(Excerpts from a figure dataset)

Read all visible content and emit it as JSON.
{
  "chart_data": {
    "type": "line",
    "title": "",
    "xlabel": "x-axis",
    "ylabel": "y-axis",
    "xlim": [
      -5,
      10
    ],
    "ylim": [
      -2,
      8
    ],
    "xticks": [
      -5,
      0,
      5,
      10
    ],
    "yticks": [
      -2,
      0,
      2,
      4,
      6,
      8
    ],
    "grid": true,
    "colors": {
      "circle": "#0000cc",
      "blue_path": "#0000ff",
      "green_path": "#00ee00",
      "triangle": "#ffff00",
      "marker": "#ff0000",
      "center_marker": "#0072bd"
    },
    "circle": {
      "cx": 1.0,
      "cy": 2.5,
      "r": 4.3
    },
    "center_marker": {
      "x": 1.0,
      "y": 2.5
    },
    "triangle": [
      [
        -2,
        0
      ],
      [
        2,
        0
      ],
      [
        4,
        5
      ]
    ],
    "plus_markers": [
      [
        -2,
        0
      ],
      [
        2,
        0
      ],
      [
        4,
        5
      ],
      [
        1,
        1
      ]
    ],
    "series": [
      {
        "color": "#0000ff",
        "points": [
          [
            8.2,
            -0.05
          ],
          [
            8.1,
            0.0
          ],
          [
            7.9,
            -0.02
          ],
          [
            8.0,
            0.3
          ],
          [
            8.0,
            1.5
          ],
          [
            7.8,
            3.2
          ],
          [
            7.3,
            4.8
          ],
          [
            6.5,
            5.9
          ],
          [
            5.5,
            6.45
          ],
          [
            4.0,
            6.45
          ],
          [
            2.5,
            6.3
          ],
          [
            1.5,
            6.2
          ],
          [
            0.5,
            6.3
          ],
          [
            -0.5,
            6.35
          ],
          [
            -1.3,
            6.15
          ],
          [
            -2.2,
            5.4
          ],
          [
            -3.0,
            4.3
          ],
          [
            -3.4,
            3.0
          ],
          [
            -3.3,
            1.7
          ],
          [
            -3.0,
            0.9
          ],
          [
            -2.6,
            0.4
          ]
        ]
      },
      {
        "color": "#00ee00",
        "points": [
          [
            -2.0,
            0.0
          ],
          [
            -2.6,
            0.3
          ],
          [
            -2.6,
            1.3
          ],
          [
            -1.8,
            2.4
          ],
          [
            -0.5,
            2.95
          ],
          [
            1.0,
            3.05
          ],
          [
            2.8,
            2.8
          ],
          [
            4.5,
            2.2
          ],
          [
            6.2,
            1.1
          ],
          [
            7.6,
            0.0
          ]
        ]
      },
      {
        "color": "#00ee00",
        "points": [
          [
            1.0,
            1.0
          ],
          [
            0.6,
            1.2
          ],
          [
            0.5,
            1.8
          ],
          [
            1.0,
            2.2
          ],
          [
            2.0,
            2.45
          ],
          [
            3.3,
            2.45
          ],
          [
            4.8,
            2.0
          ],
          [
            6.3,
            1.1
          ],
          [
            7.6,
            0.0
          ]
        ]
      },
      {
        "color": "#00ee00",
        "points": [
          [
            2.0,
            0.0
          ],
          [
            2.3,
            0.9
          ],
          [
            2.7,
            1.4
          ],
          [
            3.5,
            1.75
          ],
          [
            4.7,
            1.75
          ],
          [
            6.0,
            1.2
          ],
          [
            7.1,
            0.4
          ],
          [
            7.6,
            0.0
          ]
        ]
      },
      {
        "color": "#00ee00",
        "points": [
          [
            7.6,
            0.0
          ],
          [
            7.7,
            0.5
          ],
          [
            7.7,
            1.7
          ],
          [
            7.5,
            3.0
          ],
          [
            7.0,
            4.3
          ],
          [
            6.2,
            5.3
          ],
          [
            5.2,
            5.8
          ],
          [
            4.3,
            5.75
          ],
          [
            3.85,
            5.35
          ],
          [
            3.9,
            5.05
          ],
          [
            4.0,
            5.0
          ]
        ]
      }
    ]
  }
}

--

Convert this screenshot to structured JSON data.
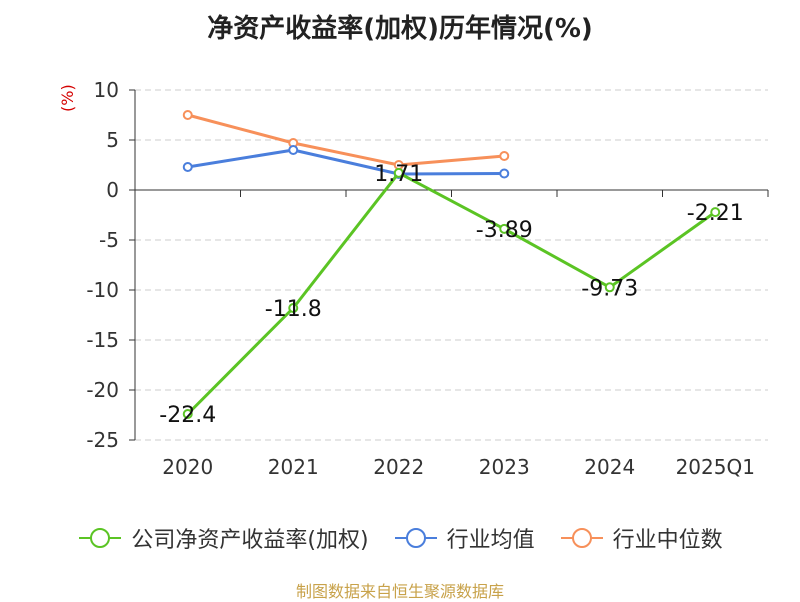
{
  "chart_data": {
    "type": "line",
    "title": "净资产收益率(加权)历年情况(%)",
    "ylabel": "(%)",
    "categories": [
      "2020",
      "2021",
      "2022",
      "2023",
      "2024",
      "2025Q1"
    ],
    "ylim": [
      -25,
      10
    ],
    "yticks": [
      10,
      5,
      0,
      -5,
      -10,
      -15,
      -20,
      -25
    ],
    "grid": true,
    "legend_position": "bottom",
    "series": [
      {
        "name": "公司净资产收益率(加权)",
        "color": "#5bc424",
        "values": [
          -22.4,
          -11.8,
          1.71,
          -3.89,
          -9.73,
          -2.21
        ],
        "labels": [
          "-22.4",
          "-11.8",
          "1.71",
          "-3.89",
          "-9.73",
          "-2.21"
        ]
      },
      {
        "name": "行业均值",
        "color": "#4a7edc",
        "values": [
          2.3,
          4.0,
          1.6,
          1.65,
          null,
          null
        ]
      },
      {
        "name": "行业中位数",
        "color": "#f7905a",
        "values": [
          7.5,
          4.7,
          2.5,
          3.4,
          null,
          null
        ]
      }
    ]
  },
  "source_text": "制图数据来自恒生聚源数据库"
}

> GIVEN PROBLEM
Count how many lines above carry the word "JSON". Only the number is required.

> SOLUTION
2